> _RECORDS SHOWN_:
━━━━━━━━━━━━━━━━━━━━━━━━━━━━━━
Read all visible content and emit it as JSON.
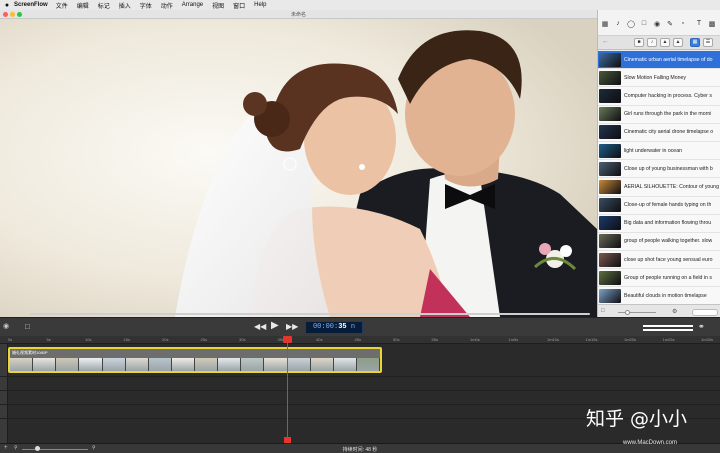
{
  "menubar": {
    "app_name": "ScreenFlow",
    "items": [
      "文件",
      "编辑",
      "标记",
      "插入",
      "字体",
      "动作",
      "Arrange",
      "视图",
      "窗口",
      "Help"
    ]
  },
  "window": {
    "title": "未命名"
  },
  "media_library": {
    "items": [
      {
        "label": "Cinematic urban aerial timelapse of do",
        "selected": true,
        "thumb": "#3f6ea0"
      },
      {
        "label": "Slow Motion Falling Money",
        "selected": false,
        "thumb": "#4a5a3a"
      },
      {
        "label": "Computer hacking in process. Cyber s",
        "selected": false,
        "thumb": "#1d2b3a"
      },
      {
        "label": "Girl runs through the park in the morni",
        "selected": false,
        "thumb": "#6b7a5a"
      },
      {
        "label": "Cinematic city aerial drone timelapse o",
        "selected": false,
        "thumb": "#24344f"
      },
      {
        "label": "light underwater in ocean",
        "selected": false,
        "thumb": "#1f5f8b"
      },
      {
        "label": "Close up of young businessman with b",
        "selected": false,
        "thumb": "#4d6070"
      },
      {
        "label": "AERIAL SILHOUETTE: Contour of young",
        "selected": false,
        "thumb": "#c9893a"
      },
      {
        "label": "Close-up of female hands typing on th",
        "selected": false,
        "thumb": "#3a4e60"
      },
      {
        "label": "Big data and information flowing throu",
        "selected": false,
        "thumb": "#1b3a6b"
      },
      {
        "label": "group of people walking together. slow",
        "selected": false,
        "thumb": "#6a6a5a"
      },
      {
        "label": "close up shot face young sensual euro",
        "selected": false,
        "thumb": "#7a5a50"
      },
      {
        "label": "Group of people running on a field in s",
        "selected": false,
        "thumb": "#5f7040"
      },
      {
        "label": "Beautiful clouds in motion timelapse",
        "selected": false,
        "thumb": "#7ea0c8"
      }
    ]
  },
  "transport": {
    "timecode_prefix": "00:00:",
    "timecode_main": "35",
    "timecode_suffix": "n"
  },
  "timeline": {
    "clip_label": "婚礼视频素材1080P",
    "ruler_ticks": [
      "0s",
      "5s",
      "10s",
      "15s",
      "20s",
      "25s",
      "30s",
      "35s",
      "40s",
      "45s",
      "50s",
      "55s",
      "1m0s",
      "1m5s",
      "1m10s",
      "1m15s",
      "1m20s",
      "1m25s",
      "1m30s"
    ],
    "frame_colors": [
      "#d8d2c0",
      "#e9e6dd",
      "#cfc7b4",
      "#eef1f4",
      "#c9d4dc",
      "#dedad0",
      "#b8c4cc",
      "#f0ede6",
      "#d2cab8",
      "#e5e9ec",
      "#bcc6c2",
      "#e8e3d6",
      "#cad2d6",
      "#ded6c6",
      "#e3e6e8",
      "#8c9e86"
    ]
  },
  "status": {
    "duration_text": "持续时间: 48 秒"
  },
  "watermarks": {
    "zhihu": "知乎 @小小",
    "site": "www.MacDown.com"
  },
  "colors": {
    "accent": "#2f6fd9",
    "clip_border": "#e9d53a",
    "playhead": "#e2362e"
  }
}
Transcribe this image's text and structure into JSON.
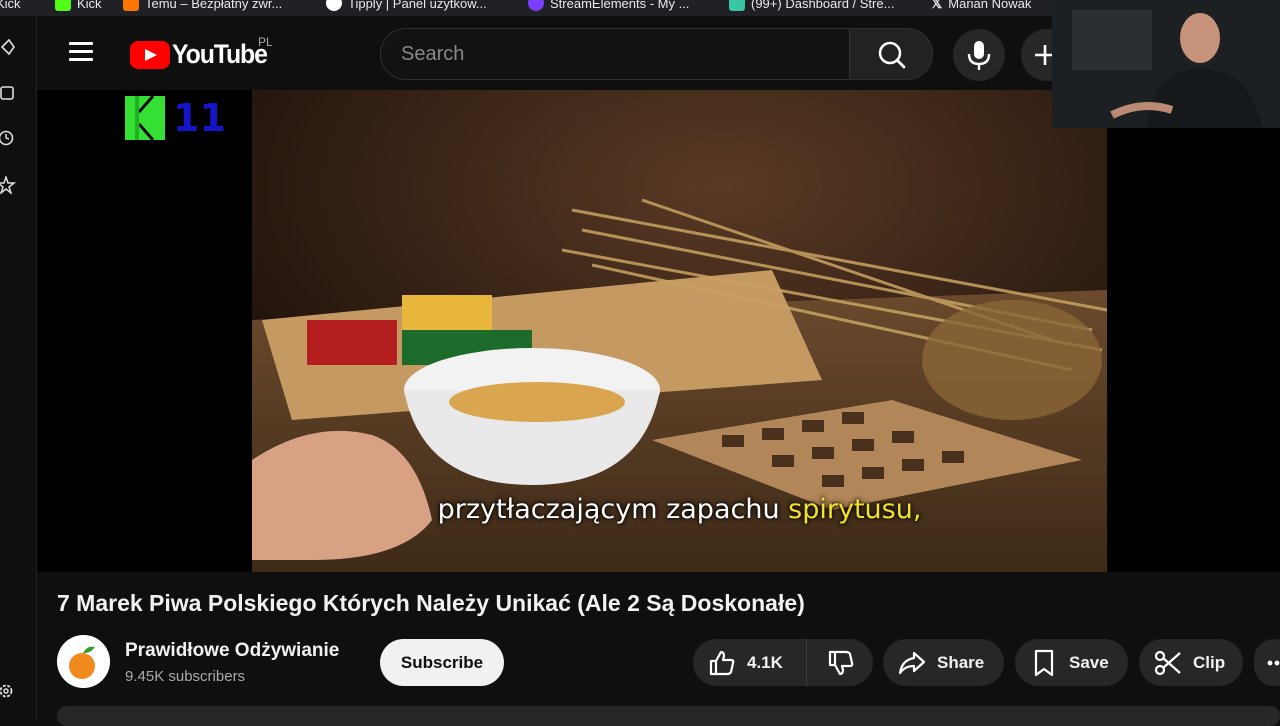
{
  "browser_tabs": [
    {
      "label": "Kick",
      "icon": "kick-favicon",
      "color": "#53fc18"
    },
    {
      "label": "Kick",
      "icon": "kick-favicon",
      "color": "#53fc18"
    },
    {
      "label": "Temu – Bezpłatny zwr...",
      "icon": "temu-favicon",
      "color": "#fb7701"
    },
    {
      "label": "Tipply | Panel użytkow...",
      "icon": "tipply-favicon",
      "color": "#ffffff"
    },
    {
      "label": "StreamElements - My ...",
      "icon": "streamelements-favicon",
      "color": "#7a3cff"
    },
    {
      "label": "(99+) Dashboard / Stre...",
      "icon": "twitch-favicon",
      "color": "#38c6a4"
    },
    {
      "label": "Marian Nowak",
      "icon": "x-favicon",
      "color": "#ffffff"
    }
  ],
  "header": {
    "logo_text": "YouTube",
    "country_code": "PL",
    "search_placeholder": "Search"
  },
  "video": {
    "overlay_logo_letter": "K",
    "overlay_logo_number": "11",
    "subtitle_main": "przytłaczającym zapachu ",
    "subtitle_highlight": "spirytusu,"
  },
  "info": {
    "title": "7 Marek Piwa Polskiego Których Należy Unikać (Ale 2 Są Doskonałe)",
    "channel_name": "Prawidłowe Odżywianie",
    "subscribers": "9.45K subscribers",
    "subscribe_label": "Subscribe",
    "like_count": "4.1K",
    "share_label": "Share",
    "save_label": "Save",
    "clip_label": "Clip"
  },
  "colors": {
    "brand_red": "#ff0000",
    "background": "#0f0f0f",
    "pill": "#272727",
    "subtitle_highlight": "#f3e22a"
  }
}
━━━━━━━━━━━━━━━━━━━━━━━━━━━━━━
> _TASK DESCRIPTION_: Locate each line with the word "icon" and copy it.

> _RIGHT ANSWER_:
      "icon": "kick-favicon",
      "icon": "kick-favicon",
      "icon": "temu-favicon",
      "icon": "tipply-favicon",
      "icon": "streamelements-favicon",
      "icon": "twitch-favicon",
      "icon": "x-favicon",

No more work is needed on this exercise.